KUTIPAN TEKS:
----------

Selasa 16 Juli 2019, 11:50 WIB
Visi Jokowi 2019-2024: Tanpa Beban, Tapi Memperpanjang Konflik
Presiden Republik Indonesia telah terpilih dan Presiden Joko Widodo juga telah menyampaikan pidato visi Indonesia 2019-2024, Minggu (14/7) malam di SICC Bogor, Jawa Barat. Selama pidato presiden berlangsung, setidaknya telah terangkum cukup banyak hal mengenai peluang dan tantangan ihwal pembangunan Indonesia ke depan.
Presiden terpilih Joko Widodo membuka dengan pentingnya memahami dan menyadari kondisi global dengan perpindahan yang cepat, kompleks, dan sulit terkalkulasikan. Oleh sebab itu, Presiden mengungkapkan pentingnya model, cara, dan nilai yang baru. Hal ini demi mewujudkan Indonesia sebagai negara yang adaptif, produktif, inovatif, dan kompetitif.
Jokowi menyampaikan, dalam mendukung kebaruan model, cara ,dan juga nilai ini setidaknya ada lima tahapan besar yang akan ditempuh dalam lima tahun kepemimpinannya kelak. Pertama, pembangunan infrastruktur. Kedua, perbaikan sumber daya manusia (SDM). Ketiga, mempermudah laju investasi. Keempat, urgensi reformasi birokrasi. Kelima, APBN tepat sasaran.
Namun dalam pemaparan selama 23 menit tersebut, ada beberapa fakta yang muncul dan perlu diperhatikan berkaitan dengan lima tahapan Besar Visi Indonesia 2019.
Tak Ada Perubahan Berarti
Kelima tahapan tersebut bukanlah hal yang baru jika dibandingkan dengan Program Nawacita selama kepemimpinan periode 2014-2019. Secara implisit pemaparan visi Indonesia memang terdengar seperti upaya melanjuti program-program pembangunan pada periode sebelumnya.

----------

TUGAS:
#1 Di mana pidato visi Indonesia 2019-2024 disampaikan menurut kutipan tentang visi Jokowi?
#2 Salin bagian kutipan tentang visi Jokowi yang dimulai dengan "Namun dalam pemaparan" dan berlanjut hingga "pada periode sebelumnya.", tanpa mengubah apa pun.
#3 Teruskan kutipan tentang visi Jokowi 2019-2024 dari bagian terakhir yang tercantum.

DATA YANG DITAMPILKAN:
----------

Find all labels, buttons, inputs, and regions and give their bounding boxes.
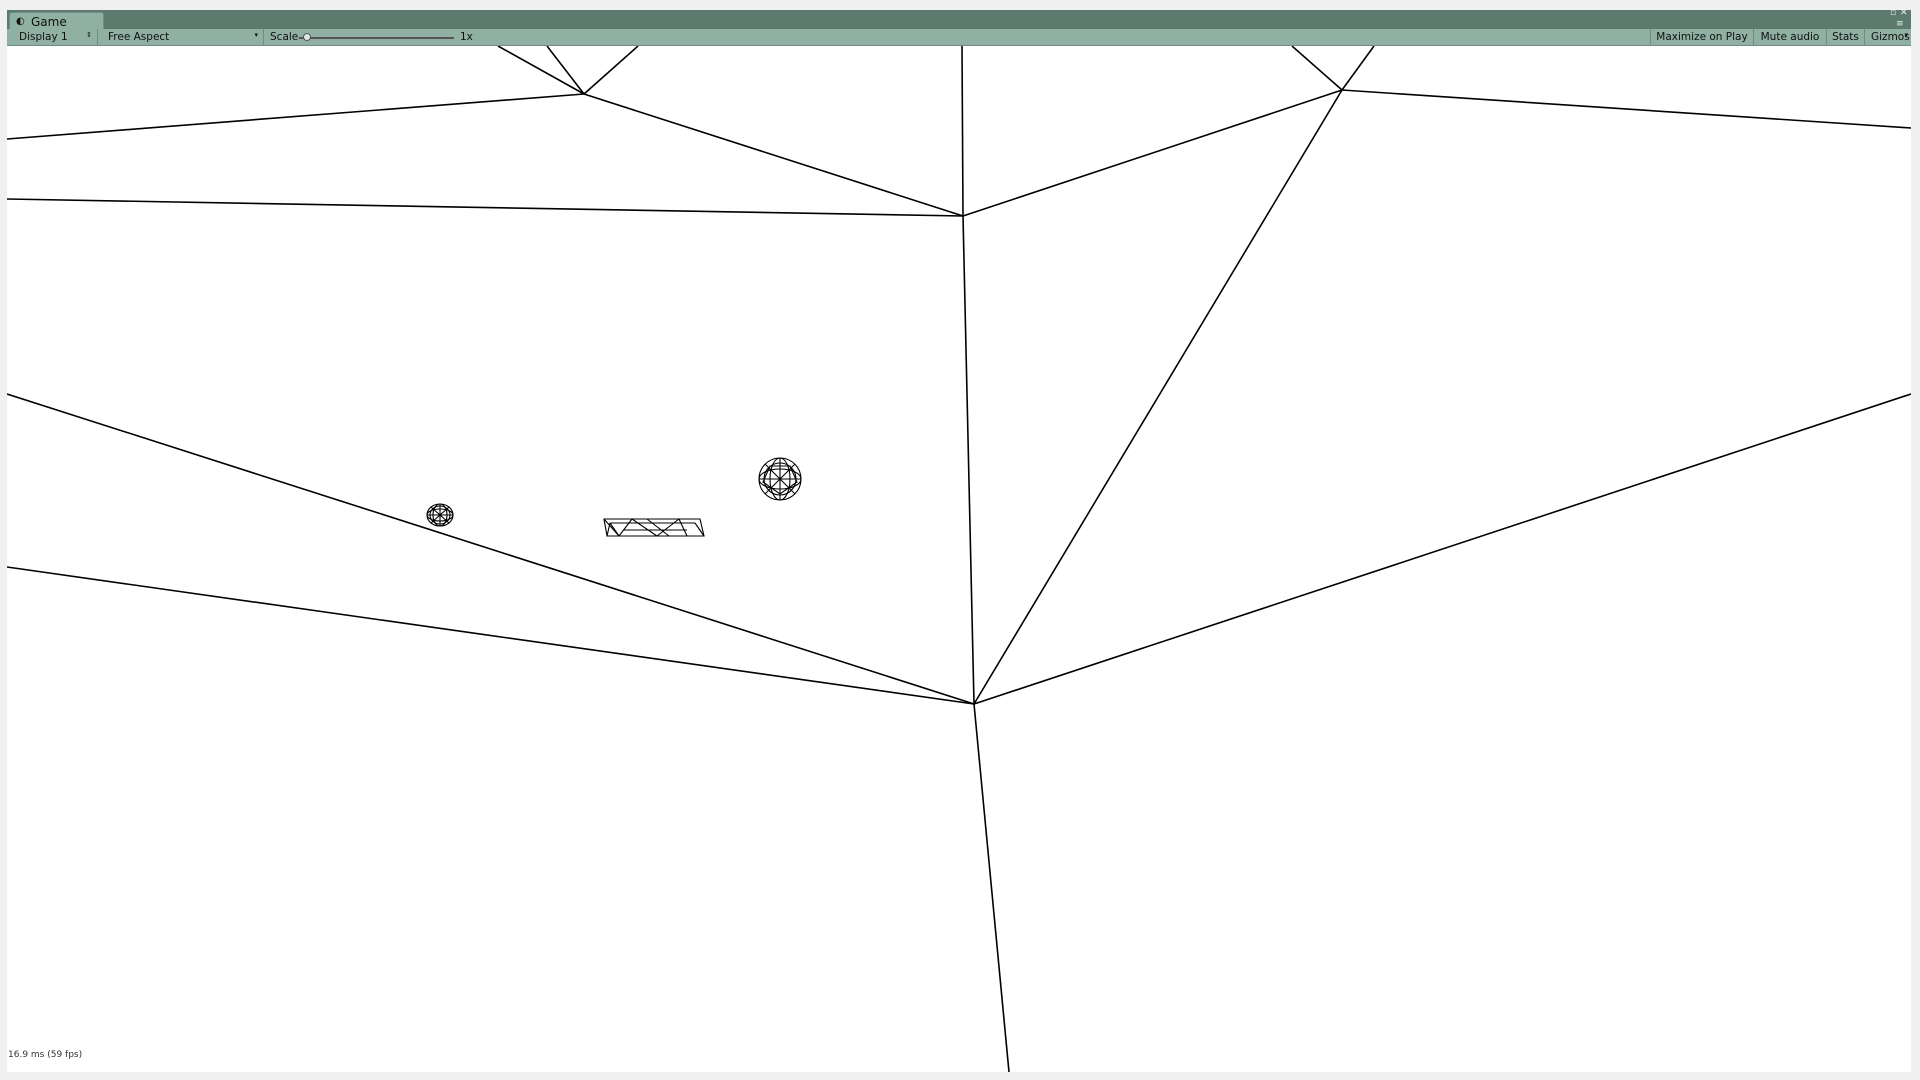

----------

HASIL:
#1 Di SICC Bogor, Jawa Barat.

#2
Namun dalam pemaparan selama 23 menit tersebut, ada beberapa fakta yang muncul dan perlu diperhatikan berkaitan dengan lima tahapan Besar Visi Indonesia 2019.
Tak Ada Perubahan Berarti
Kelima tahapan tersebut bukanlah hal yang baru jika dibandingkan dengan Program Nawacita selama kepemimpinan periode 2014-2019. Secara implisit pemaparan visi Indonesia memang terdengar seperti upaya melanjuti program-program pembangunan pada periode sebelumnya.

#3
Terbukti dari 5 tahapan yang dikemukakan Jokowi, hanya tahapan kelima yang belum tercantum dalam Program Nawacita. Tahapan pertama misalnya, pembangunan infrastruktur telah hadir dalam program Nawacita ketiga, yakni Pembangunan Indonesia dari pinggiran dengan memperkuat daerah-daerah. Lalu, perbaikan SDM sebagai kunci dalam menjawab tantangan kompetisi global juga telah tertuang dalam Program Nawacita kelima, perihal peningkatan kualitas hidup manusia Indonesia.
Demikian pula dengan mempermudah laju investasi, sudah tertuang dalam Program Nawacita keenam, perihal meningkatkan produktivitas rakyat dan daya saing di pasar internasional. Dan, urgensi reformasi birokrasi merupakan kelanjutan dari program Nawacita kedua perihal membuat pemerintah tidak absen dengan membangun tata kelola pemerintahan yang bersih, efektif, demokratis, dan terpercaya.
Jadi, jika yang diharapkan adalah model, nilai, dan kebaruan cara. Sesungguhnya tak ada kebaruan berarti dalam tahapan yang akan dilakukan Jokowi dalam periode kepemimpinan berikutnya.
Kelugasan Soal Investasi
Hal yang sesungguhnya menjadi pembeda adalah pemaparan Jokowi terlihat tanpa beban dan secara blak-blakan malahan mengungkapkan satu poin penting yang ingin ia tingkatkan melalui kelima tahapan besar pada periode kedua kepemimpinannya, yakni investasi.
Meski secara terpisah dipaparkan pada tahapan ketiga, poin perihal investasi tetap ditekankan pada setiap tahapan yang dikemukakan oleh Jokowi dalam Pidato Visi Indonesia 2019-2024. Secara lugas Jokowi mengulang bagaimana urgensi dari upaya menciptakan atmosfer yang kondusif bagi iklim investasi di Indonesia. Bahkan secara tegas Jokowi mengungkapkan bahwa ia akan memangkas segala hal yang menghambat investasi.
Sebagai contoh pembangunan infrastruktur guna menyambungkan, kawasan produksi, industri kecil hingga ke kawasan pariwisata tidak lain adalah mempermudah produktivitas yang mengundang investor. Selain itu statementpemangkasan dalam setiap investasi juga akan diperkuat oleh tahapan reformasi birokrasi yang mempermudah perizinan investasi dalam segala ranah. Hal ini tersampaikan dalam Musrembang Nasional 2019 --"Kalau perlu nggak pakai izin, izinnya diberikan kemudian, jengkel saya, tidak bisa menyelesaikan yang sudah kelihatan."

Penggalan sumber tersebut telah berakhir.